● PROBLEM TO SOLVE: Copy every line of the entries that includes the word "JSON".

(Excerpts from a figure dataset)
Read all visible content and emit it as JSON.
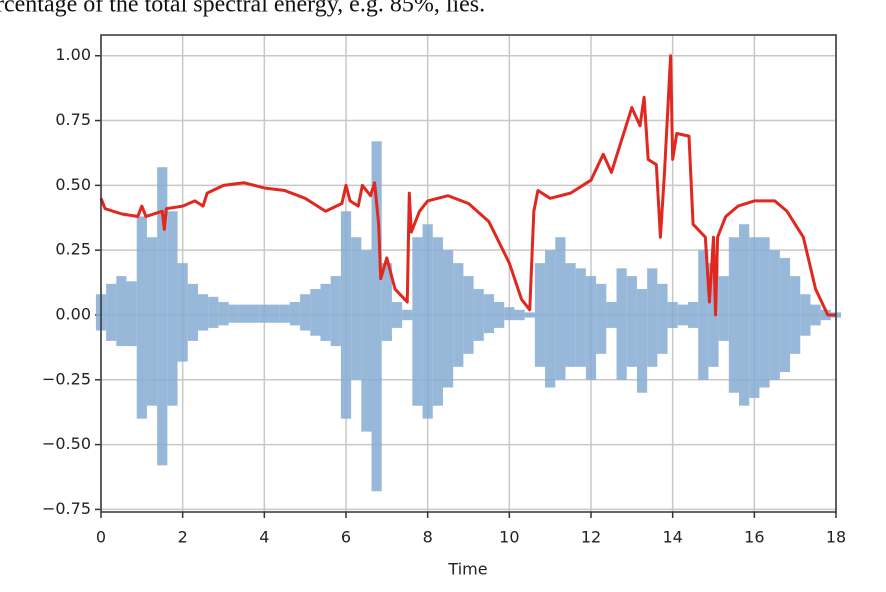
{
  "caption": "rcentage of the total spectral energy, e.g. 85%, lies.",
  "chart_data": {
    "type": "line",
    "xlabel": "Time",
    "grid": true,
    "xlim": [
      0,
      18
    ],
    "xticks": [
      0,
      2,
      4,
      6,
      8,
      10,
      12,
      14,
      16,
      18
    ],
    "ylim": [
      -0.76,
      1.08
    ],
    "yticks": [
      {
        "value": -0.75,
        "label": "−0.75"
      },
      {
        "value": -0.5,
        "label": "−0.50"
      },
      {
        "value": -0.25,
        "label": "−0.25"
      },
      {
        "value": 0,
        "label": "0.00"
      },
      0.25,
      {
        "value": 0.5,
        "label": "0.50"
      },
      0.75,
      {
        "value": 1,
        "label": "1.00"
      }
    ],
    "series": [
      {
        "type": "area",
        "color": "#86acd4",
        "x": [
          0,
          0.25,
          0.5,
          0.75,
          1,
          1.25,
          1.5,
          1.75,
          2,
          2.25,
          2.5,
          2.75,
          3,
          3.25,
          3.5,
          3.75,
          4,
          4.25,
          4.5,
          4.75,
          5,
          5.25,
          5.5,
          5.75,
          6,
          6.25,
          6.5,
          6.75,
          7,
          7.25,
          7.5,
          7.75,
          8,
          8.25,
          8.5,
          8.75,
          9,
          9.25,
          9.5,
          9.75,
          10,
          10.25,
          10.5,
          10.75,
          11,
          11.25,
          11.5,
          11.75,
          12,
          12.25,
          12.5,
          12.75,
          13,
          13.25,
          13.5,
          13.75,
          14,
          14.25,
          14.5,
          14.75,
          15,
          15.25,
          15.5,
          15.75,
          16,
          16.25,
          16.5,
          16.75,
          17,
          17.25,
          17.5,
          17.75,
          18
        ],
        "values": [
          0.08,
          0.12,
          0.15,
          0.13,
          0.38,
          0.3,
          0.57,
          0.4,
          0.2,
          0.12,
          0.08,
          0.07,
          0.05,
          0.04,
          0.04,
          0.04,
          0.04,
          0.04,
          0.04,
          0.05,
          0.08,
          0.1,
          0.12,
          0.15,
          0.4,
          0.3,
          0.25,
          0.67,
          0.2,
          0.05,
          0.02,
          0.3,
          0.35,
          0.3,
          0.25,
          0.2,
          0.15,
          0.1,
          0.08,
          0.05,
          0.03,
          0.02,
          0.01,
          0.2,
          0.25,
          0.3,
          0.2,
          0.18,
          0.15,
          0.12,
          0.05,
          0.18,
          0.15,
          0.1,
          0.18,
          0.12,
          0.05,
          0.04,
          0.05,
          0.25,
          0.2,
          0.15,
          0.3,
          0.35,
          0.3,
          0.3,
          0.25,
          0.22,
          0.15,
          0.08,
          0.04,
          0.02,
          0.01
        ],
        "lower": [
          -0.06,
          -0.1,
          -0.12,
          -0.12,
          -0.4,
          -0.35,
          -0.58,
          -0.35,
          -0.18,
          -0.1,
          -0.06,
          -0.05,
          -0.04,
          -0.03,
          -0.03,
          -0.03,
          -0.03,
          -0.03,
          -0.03,
          -0.04,
          -0.06,
          -0.08,
          -0.1,
          -0.12,
          -0.4,
          -0.25,
          -0.45,
          -0.68,
          -0.1,
          -0.05,
          -0.02,
          -0.35,
          -0.4,
          -0.35,
          -0.28,
          -0.2,
          -0.15,
          -0.1,
          -0.07,
          -0.05,
          -0.02,
          -0.02,
          -0.01,
          -0.2,
          -0.28,
          -0.25,
          -0.2,
          -0.2,
          -0.25,
          -0.15,
          -0.05,
          -0.25,
          -0.2,
          -0.3,
          -0.2,
          -0.15,
          -0.05,
          -0.04,
          -0.05,
          -0.25,
          -0.2,
          -0.1,
          -0.3,
          -0.35,
          -0.32,
          -0.28,
          -0.25,
          -0.22,
          -0.15,
          -0.08,
          -0.04,
          -0.02,
          -0.01
        ]
      },
      {
        "type": "line",
        "color": "#e0281e",
        "x": [
          0,
          0.1,
          0.5,
          0.9,
          1,
          1.1,
          1.5,
          1.55,
          1.6,
          2,
          2.3,
          2.5,
          2.6,
          3,
          3.5,
          4,
          4.5,
          5,
          5.5,
          5.9,
          6,
          6.1,
          6.3,
          6.4,
          6.6,
          6.7,
          6.8,
          6.85,
          7,
          7.2,
          7.5,
          7.55,
          7.6,
          7.8,
          8,
          8.5,
          9,
          9.5,
          10,
          10.3,
          10.5,
          10.6,
          10.7,
          11,
          11.5,
          12,
          12.3,
          12.5,
          12.8,
          13,
          13.2,
          13.3,
          13.4,
          13.6,
          13.7,
          13.8,
          13.95,
          14,
          14.1,
          14.4,
          14.5,
          14.8,
          14.9,
          15,
          15.05,
          15.1,
          15.3,
          15.6,
          16,
          16.5,
          16.8,
          17.2,
          17.5,
          17.8,
          18
        ],
        "values": [
          0.45,
          0.41,
          0.39,
          0.38,
          0.42,
          0.38,
          0.4,
          0.33,
          0.41,
          0.42,
          0.44,
          0.42,
          0.47,
          0.5,
          0.51,
          0.49,
          0.48,
          0.45,
          0.4,
          0.43,
          0.5,
          0.44,
          0.42,
          0.5,
          0.46,
          0.51,
          0.35,
          0.14,
          0.22,
          0.1,
          0.05,
          0.47,
          0.32,
          0.4,
          0.44,
          0.46,
          0.43,
          0.36,
          0.2,
          0.06,
          0.02,
          0.4,
          0.48,
          0.45,
          0.47,
          0.52,
          0.62,
          0.55,
          0.7,
          0.8,
          0.73,
          0.84,
          0.6,
          0.58,
          0.3,
          0.55,
          1,
          0.6,
          0.7,
          0.69,
          0.35,
          0.3,
          0.05,
          0.3,
          0,
          0.3,
          0.38,
          0.42,
          0.44,
          0.44,
          0.4,
          0.3,
          0.1,
          0,
          0
        ]
      }
    ]
  }
}
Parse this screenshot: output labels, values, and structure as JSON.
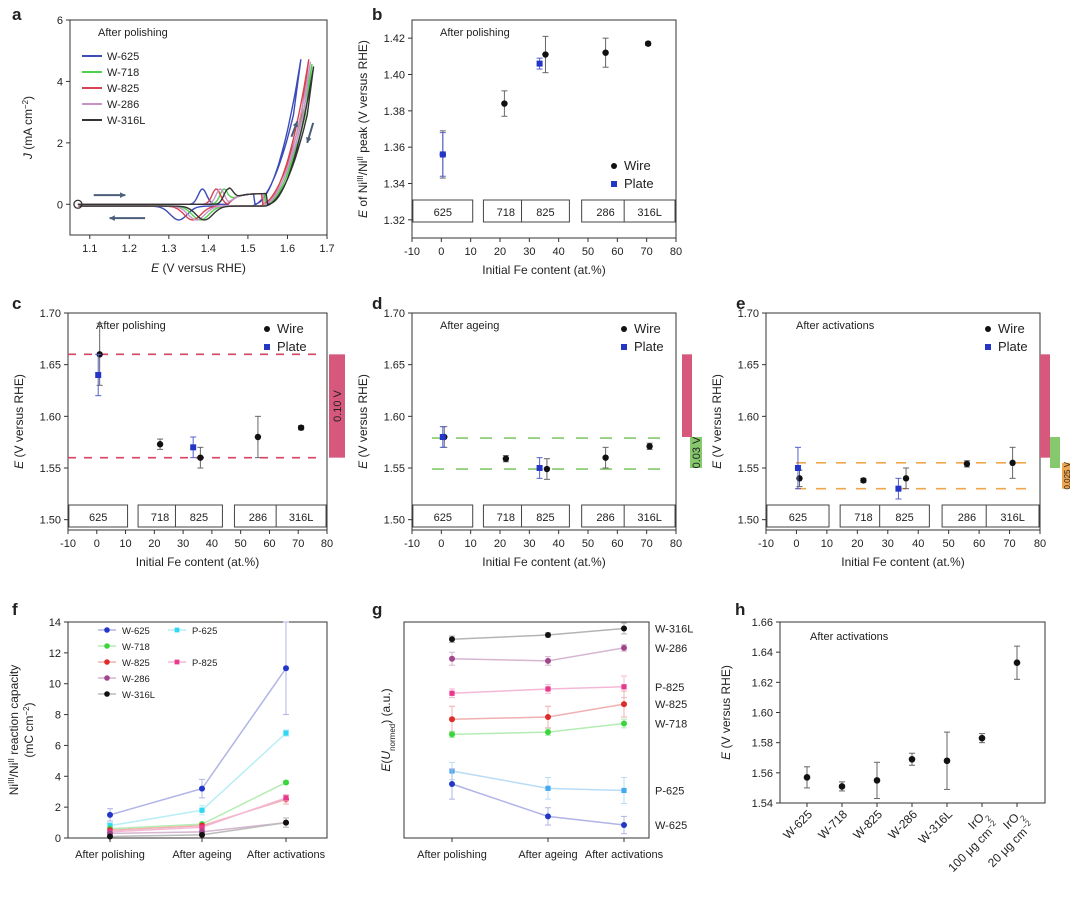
{
  "figure": {
    "panel_letters": [
      "a",
      "b",
      "c",
      "d",
      "e",
      "f",
      "g",
      "h"
    ]
  },
  "chart_data": [
    {
      "panel": "a",
      "type": "line",
      "annotation": "After polishing",
      "xlabel_var": "E",
      "xlabel_unit": "(V versus RHE)",
      "ylabel_var": "J",
      "ylabel_unit": "(mA cm",
      "ylabel_sup": "−2",
      "ylabel_close": ")",
      "xlim": [
        1.05,
        1.7
      ],
      "ylim": [
        -1,
        6
      ],
      "xticks": [
        "1.1",
        "1.2",
        "1.3",
        "1.4",
        "1.5",
        "1.6",
        "1.7"
      ],
      "yticks": [
        "0",
        "2",
        "4",
        "6"
      ],
      "series": [
        {
          "name": "W-625",
          "color": "#3b4cb8",
          "onset": 1.515,
          "peak": 1.385
        },
        {
          "name": "W-718",
          "color": "#4cd24c",
          "onset": 1.545,
          "peak": 1.44
        },
        {
          "name": "W-825",
          "color": "#d8434f",
          "onset": 1.535,
          "peak": 1.42
        },
        {
          "name": "W-286",
          "color": "#c995c9",
          "onset": 1.54,
          "peak": 1.43
        },
        {
          "name": "W-316L",
          "color": "#333333",
          "onset": 1.55,
          "peak": 1.45
        }
      ]
    },
    {
      "panel": "b",
      "type": "scatter",
      "annotation": "After polishing",
      "ylabel": "E of Ni",
      "ylabel_sup1": "III",
      "ylabel_mid": "/Ni",
      "ylabel_sup2": "II",
      "ylabel_end": " peak (V versus RHE)",
      "xlabel": "Initial Fe content (at.%)",
      "xlim": [
        -10,
        80
      ],
      "ylim": [
        1.31,
        1.43
      ],
      "xticks": [
        "-10",
        "0",
        "10",
        "20",
        "30",
        "40",
        "50",
        "60",
        "70",
        "80"
      ],
      "yticks": [
        "1.32",
        "1.34",
        "1.36",
        "1.38",
        "1.40",
        "1.42"
      ],
      "legend": [
        "Wire",
        "Plate"
      ],
      "boxes": [
        "625",
        "718",
        "825",
        "286",
        "316L"
      ],
      "wire": [
        {
          "x": 0.5,
          "y": 1.356,
          "err": 0.013
        },
        {
          "x": 21.5,
          "y": 1.384,
          "err": 0.007
        },
        {
          "x": 35.5,
          "y": 1.411,
          "err": 0.01
        },
        {
          "x": 56,
          "y": 1.412,
          "err": 0.008
        },
        {
          "x": 70.5,
          "y": 1.417,
          "err": 0.001
        }
      ],
      "plate": [
        {
          "x": 0.5,
          "y": 1.356,
          "err": 0.012
        },
        {
          "x": 33.5,
          "y": 1.406,
          "err": 0.003
        }
      ]
    },
    {
      "panel": "c",
      "type": "scatter",
      "annotation": "After polishing",
      "ylabel": "E (V versus RHE)",
      "xlabel": "Initial Fe content (at.%)",
      "xlim": [
        -10,
        80
      ],
      "ylim": [
        1.49,
        1.7
      ],
      "xticks": [
        "-10",
        "0",
        "10",
        "20",
        "30",
        "40",
        "50",
        "60",
        "70",
        "80"
      ],
      "yticks": [
        "1.50",
        "1.55",
        "1.60",
        "1.65",
        "1.70"
      ],
      "legend": [
        "Wire",
        "Plate"
      ],
      "boxes": [
        "625",
        "718",
        "825",
        "286",
        "316L"
      ],
      "band_label": "0.10 V",
      "band_color": "#d6587c",
      "dash_color": "#d8435f",
      "dash_levels": [
        1.66,
        1.56
      ],
      "wire": [
        {
          "x": 1,
          "y": 1.66,
          "err": 0.03
        },
        {
          "x": 22,
          "y": 1.573,
          "err": 0.005
        },
        {
          "x": 36,
          "y": 1.56,
          "err": 0.01
        },
        {
          "x": 56,
          "y": 1.58,
          "err": 0.02
        },
        {
          "x": 71,
          "y": 1.589,
          "err": 0.002
        }
      ],
      "plate": [
        {
          "x": 0.5,
          "y": 1.64,
          "err": 0.02
        },
        {
          "x": 33.5,
          "y": 1.57,
          "err": 0.01
        }
      ]
    },
    {
      "panel": "d",
      "type": "scatter",
      "annotation": "After ageing",
      "ylabel": "E (V versus RHE)",
      "xlabel": "Initial Fe content (at.%)",
      "xlim": [
        -10,
        80
      ],
      "ylim": [
        1.49,
        1.7
      ],
      "xticks": [
        "-10",
        "0",
        "10",
        "20",
        "30",
        "40",
        "50",
        "60",
        "70",
        "80"
      ],
      "yticks": [
        "1.50",
        "1.55",
        "1.60",
        "1.65",
        "1.70"
      ],
      "legend": [
        "Wire",
        "Plate"
      ],
      "boxes": [
        "625",
        "718",
        "825",
        "286",
        "316L"
      ],
      "band_label": "0.03 V",
      "band_color": "#86c96c",
      "dash_color": "#86c96c",
      "dash_levels": [
        1.579,
        1.549
      ],
      "wire": [
        {
          "x": 1,
          "y": 1.58,
          "err": 0.01
        },
        {
          "x": 22,
          "y": 1.559,
          "err": 0.003
        },
        {
          "x": 36,
          "y": 1.549,
          "err": 0.01
        },
        {
          "x": 56,
          "y": 1.56,
          "err": 0.01
        },
        {
          "x": 71,
          "y": 1.571,
          "err": 0.003
        }
      ],
      "plate": [
        {
          "x": 0.5,
          "y": 1.58,
          "err": 0.01
        },
        {
          "x": 33.5,
          "y": 1.55,
          "err": 0.01
        }
      ]
    },
    {
      "panel": "e",
      "type": "scatter",
      "annotation": "After activations",
      "ylabel": "E (V versus RHE)",
      "xlabel": "Initial Fe content (at.%)",
      "xlim": [
        -10,
        80
      ],
      "ylim": [
        1.49,
        1.7
      ],
      "xticks": [
        "-10",
        "0",
        "10",
        "20",
        "30",
        "40",
        "50",
        "60",
        "70",
        "80"
      ],
      "yticks": [
        "1.50",
        "1.55",
        "1.60",
        "1.65",
        "1.70"
      ],
      "legend": [
        "Wire",
        "Plate"
      ],
      "boxes": [
        "625",
        "718",
        "825",
        "286",
        "316L"
      ],
      "band_label": "0.025 V",
      "band_color": "#f0a64c",
      "dash_color": "#f0a64c",
      "dash_levels": [
        1.555,
        1.53
      ],
      "wire": [
        {
          "x": 1,
          "y": 1.54,
          "err": 0.008
        },
        {
          "x": 22,
          "y": 1.538,
          "err": 0.002
        },
        {
          "x": 36,
          "y": 1.54,
          "err": 0.01
        },
        {
          "x": 56,
          "y": 1.554,
          "err": 0.003
        },
        {
          "x": 71,
          "y": 1.555,
          "err": 0.015
        }
      ],
      "plate": [
        {
          "x": 0.5,
          "y": 1.55,
          "err": 0.02
        },
        {
          "x": 33.5,
          "y": 1.53,
          "err": 0.01
        }
      ]
    },
    {
      "panel": "f",
      "type": "line",
      "ylabel_l1a": "Ni",
      "ylabel_l1s1": "III",
      "ylabel_l1b": "/Ni",
      "ylabel_l1s2": "II",
      "ylabel_l1c": " reaction capacity",
      "ylabel_l2a": "(mC cm",
      "ylabel_l2s": "−2",
      "ylabel_l2b": ")",
      "categories": [
        "After polishing",
        "After ageing",
        "After activations"
      ],
      "ylim": [
        0,
        14
      ],
      "yticks": [
        "0",
        "2",
        "4",
        "6",
        "8",
        "10",
        "12",
        "14"
      ],
      "series": [
        {
          "name": "W-625",
          "color": "#2436c8",
          "light": "#b0b4e6",
          "marker": "circle",
          "values": [
            1.5,
            3.2,
            11.0
          ],
          "err": [
            0.4,
            0.6,
            3.0
          ]
        },
        {
          "name": "P-625",
          "color": "#2fd8f0",
          "light": "#b8eef6",
          "marker": "square",
          "values": [
            0.8,
            1.8,
            6.8
          ],
          "err": [
            0.2,
            0.3,
            0.2
          ]
        },
        {
          "name": "W-718",
          "color": "#3bd63b",
          "light": "#b4ecb4",
          "marker": "circle",
          "values": [
            0.6,
            0.9,
            3.6
          ],
          "err": [
            0.1,
            0.1,
            0.1
          ]
        },
        {
          "name": "W-825",
          "color": "#e02b2b",
          "light": "#f0b0b0",
          "marker": "circle",
          "values": [
            0.5,
            0.8,
            2.5
          ],
          "err": [
            0.1,
            0.1,
            0.3
          ]
        },
        {
          "name": "P-825",
          "color": "#e8388c",
          "light": "#f4b8d6",
          "marker": "square",
          "values": [
            0.4,
            0.7,
            2.6
          ],
          "err": [
            0.1,
            0.1,
            0.2
          ]
        },
        {
          "name": "W-286",
          "color": "#a0468c",
          "light": "#d6b6d0",
          "marker": "circle",
          "values": [
            0.3,
            0.4,
            1.0
          ],
          "err": [
            0.1,
            0.1,
            0.3
          ]
        },
        {
          "name": "W-316L",
          "color": "#111111",
          "light": "#bbbbbb",
          "marker": "circle",
          "values": [
            0.1,
            0.2,
            1.0
          ],
          "err": [
            0.05,
            0.05,
            0.3
          ]
        }
      ]
    },
    {
      "panel": "g",
      "type": "line",
      "ylabel_a": "E(U",
      "ylabel_sub": "normed",
      "ylabel_b": ") (a.u.)",
      "categories": [
        "After polishing",
        "After ageing",
        "After activations"
      ],
      "ylim": [
        0,
        10
      ],
      "series": [
        {
          "name": "W-316L",
          "color": "#111111",
          "light": "#b4b4b4",
          "marker": "circle",
          "values": [
            9.2,
            9.4,
            9.7
          ],
          "err": [
            0.15,
            0.1,
            0.25
          ]
        },
        {
          "name": "W-286",
          "color": "#a0468c",
          "light": "#d6b6d0",
          "marker": "circle",
          "values": [
            8.3,
            8.2,
            8.8
          ],
          "err": [
            0.3,
            0.2,
            0.15
          ]
        },
        {
          "name": "P-825",
          "color": "#e8388c",
          "light": "#f4b8d6",
          "marker": "square",
          "values": [
            6.7,
            6.9,
            7.0
          ],
          "err": [
            0.2,
            0.2,
            0.5
          ]
        },
        {
          "name": "W-825",
          "color": "#e02b2b",
          "light": "#f0b0b0",
          "marker": "circle",
          "values": [
            5.5,
            5.6,
            6.2
          ],
          "err": [
            0.6,
            0.5,
            0.6
          ]
        },
        {
          "name": "W-718",
          "color": "#3bd63b",
          "light": "#b4ecb4",
          "marker": "circle",
          "values": [
            4.8,
            4.9,
            5.3
          ],
          "err": [
            0.15,
            0.15,
            0.2
          ]
        },
        {
          "name": "P-625",
          "color": "#44aaf0",
          "light": "#b8dcf6",
          "marker": "square",
          "values": [
            3.1,
            2.3,
            2.2
          ],
          "err": [
            0.4,
            0.5,
            0.6
          ]
        },
        {
          "name": "W-625",
          "color": "#2436c8",
          "light": "#b0b4e6",
          "marker": "circle",
          "values": [
            2.5,
            1.0,
            0.6
          ],
          "err": [
            0.7,
            0.4,
            0.4
          ]
        }
      ]
    },
    {
      "panel": "h",
      "type": "scatter",
      "annotation": "After activations",
      "ylabel": "E (V versus RHE)",
      "ylim": [
        1.54,
        1.66
      ],
      "yticks": [
        "1.54",
        "1.56",
        "1.58",
        "1.60",
        "1.62",
        "1.64",
        "1.66"
      ],
      "categories": [
        "W-625",
        "W-718",
        "W-825",
        "W-286",
        "W-316L",
        "IrO",
        "IrO"
      ],
      "cat_sub": [
        "",
        "",
        "",
        "",
        "",
        "2",
        "2"
      ],
      "cat_line2": [
        "",
        "",
        "",
        "",
        "",
        "100 μg cm",
        "20 μg cm"
      ],
      "cat_line2_sup": [
        "",
        "",
        "",
        "",
        "",
        "−2",
        "−2"
      ],
      "values": [
        1.557,
        1.551,
        1.555,
        1.569,
        1.568,
        1.583,
        1.633
      ],
      "err": [
        0.007,
        0.003,
        0.012,
        0.004,
        0.019,
        0.003,
        0.011
      ]
    }
  ]
}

● ANSWER BELOW:
Read all visible content and emit it as JSON.
Parse this screenshot: output labels, values, and structure as JSON.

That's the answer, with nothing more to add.